┌────────

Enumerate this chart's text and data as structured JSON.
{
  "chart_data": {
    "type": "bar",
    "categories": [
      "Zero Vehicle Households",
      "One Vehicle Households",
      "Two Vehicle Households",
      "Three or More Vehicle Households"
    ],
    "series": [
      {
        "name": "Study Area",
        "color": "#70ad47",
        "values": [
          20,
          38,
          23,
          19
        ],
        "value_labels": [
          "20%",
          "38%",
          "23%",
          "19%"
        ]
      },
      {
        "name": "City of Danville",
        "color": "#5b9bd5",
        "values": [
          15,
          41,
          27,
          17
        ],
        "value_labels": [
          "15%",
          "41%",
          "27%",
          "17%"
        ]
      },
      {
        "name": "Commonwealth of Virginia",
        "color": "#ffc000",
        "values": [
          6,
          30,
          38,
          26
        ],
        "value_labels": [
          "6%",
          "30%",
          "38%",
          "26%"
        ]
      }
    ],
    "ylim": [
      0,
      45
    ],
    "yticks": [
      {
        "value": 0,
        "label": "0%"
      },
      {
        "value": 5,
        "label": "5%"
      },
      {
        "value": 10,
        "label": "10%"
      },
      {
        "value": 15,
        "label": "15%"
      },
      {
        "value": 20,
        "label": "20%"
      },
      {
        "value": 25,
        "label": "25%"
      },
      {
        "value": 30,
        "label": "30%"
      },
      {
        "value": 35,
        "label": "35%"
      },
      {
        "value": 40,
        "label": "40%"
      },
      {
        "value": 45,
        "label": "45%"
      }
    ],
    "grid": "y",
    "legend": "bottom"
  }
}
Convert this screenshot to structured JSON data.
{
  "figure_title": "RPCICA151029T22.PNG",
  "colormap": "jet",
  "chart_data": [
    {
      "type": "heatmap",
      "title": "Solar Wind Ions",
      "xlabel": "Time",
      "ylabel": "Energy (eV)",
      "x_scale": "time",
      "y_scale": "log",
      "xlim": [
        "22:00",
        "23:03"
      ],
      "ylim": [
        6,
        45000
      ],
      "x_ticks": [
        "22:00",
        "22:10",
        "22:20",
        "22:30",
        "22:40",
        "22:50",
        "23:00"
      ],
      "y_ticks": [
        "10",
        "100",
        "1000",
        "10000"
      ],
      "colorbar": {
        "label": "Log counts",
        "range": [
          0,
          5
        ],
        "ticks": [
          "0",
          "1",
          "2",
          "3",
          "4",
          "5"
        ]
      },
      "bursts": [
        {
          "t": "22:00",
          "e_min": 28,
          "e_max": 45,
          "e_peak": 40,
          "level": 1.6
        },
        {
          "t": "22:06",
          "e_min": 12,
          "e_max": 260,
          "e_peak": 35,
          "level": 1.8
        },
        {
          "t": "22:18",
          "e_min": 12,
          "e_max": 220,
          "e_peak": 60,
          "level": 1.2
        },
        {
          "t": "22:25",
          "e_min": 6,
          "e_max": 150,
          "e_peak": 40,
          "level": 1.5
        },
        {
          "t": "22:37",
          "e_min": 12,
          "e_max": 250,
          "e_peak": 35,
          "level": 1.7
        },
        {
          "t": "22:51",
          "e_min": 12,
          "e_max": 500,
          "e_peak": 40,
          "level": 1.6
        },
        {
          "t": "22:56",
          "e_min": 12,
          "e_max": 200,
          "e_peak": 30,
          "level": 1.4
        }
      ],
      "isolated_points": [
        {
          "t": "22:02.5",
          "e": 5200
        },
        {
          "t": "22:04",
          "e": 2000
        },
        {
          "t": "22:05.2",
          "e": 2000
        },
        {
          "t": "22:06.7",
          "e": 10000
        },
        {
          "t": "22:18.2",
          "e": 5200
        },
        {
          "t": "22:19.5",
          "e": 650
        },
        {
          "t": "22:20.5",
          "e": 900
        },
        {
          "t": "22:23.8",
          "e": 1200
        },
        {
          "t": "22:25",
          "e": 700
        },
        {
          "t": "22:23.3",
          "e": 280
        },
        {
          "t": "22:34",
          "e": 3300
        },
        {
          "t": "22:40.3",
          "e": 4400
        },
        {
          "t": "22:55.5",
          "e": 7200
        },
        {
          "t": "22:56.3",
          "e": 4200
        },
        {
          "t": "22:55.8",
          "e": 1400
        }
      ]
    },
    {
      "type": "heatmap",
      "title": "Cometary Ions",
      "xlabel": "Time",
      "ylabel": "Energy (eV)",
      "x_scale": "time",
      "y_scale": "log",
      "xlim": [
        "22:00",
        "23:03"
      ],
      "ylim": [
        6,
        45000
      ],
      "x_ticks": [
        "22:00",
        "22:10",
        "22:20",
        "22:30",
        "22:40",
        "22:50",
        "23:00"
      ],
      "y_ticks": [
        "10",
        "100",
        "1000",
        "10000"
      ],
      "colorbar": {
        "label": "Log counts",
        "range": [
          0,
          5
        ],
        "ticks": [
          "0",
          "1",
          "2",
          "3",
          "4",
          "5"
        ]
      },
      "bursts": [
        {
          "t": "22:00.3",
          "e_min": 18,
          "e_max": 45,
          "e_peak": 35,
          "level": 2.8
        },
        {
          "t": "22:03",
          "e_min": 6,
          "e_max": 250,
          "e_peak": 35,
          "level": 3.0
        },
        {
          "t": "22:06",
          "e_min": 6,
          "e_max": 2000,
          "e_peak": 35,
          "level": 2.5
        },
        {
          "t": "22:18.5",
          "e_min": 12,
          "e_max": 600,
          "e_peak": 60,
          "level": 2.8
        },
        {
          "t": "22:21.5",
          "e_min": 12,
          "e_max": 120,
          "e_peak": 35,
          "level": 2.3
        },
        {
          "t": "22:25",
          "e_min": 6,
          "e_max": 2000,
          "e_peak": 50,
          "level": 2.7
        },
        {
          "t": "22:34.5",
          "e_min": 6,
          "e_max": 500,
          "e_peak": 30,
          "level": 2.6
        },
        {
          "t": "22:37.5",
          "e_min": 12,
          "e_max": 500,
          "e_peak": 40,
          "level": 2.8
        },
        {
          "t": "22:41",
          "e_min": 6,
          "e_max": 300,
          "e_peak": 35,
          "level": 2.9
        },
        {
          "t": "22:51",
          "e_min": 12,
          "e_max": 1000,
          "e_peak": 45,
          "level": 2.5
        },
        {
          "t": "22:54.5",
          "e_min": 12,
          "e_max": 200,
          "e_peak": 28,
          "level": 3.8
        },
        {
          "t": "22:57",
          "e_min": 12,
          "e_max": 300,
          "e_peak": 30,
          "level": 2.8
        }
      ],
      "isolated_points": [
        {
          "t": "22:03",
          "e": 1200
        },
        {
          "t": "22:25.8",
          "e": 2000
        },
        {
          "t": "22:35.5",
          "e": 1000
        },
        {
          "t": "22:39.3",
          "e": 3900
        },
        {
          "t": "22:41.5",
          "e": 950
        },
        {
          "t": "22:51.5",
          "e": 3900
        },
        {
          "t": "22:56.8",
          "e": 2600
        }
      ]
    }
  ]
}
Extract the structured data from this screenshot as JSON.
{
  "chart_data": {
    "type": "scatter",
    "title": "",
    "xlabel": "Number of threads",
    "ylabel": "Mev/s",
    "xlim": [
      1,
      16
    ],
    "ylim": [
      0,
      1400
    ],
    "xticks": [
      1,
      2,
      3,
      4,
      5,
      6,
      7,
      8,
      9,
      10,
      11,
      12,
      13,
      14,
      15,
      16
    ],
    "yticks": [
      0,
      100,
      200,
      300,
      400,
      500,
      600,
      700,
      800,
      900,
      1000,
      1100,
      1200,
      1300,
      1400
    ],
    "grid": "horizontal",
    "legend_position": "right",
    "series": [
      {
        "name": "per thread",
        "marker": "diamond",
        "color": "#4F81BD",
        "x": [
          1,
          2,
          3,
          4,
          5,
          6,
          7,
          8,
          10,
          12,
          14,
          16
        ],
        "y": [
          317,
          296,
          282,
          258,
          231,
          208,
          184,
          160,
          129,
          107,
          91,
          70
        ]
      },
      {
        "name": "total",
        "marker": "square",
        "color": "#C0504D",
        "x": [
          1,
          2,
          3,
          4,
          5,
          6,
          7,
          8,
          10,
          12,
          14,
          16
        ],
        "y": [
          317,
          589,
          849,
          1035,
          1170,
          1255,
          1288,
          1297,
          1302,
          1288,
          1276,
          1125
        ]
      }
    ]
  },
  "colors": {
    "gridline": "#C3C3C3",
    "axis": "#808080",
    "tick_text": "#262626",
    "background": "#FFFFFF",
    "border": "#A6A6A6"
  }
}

└────────

▸ Problem:
Gather all lines where the word "JSON" appears.

▸ Reply:
Enumerate this chart's text and data as structured JSON.
Convert this screenshot to structured JSON data.
Extract the structured data from this screenshot as JSON.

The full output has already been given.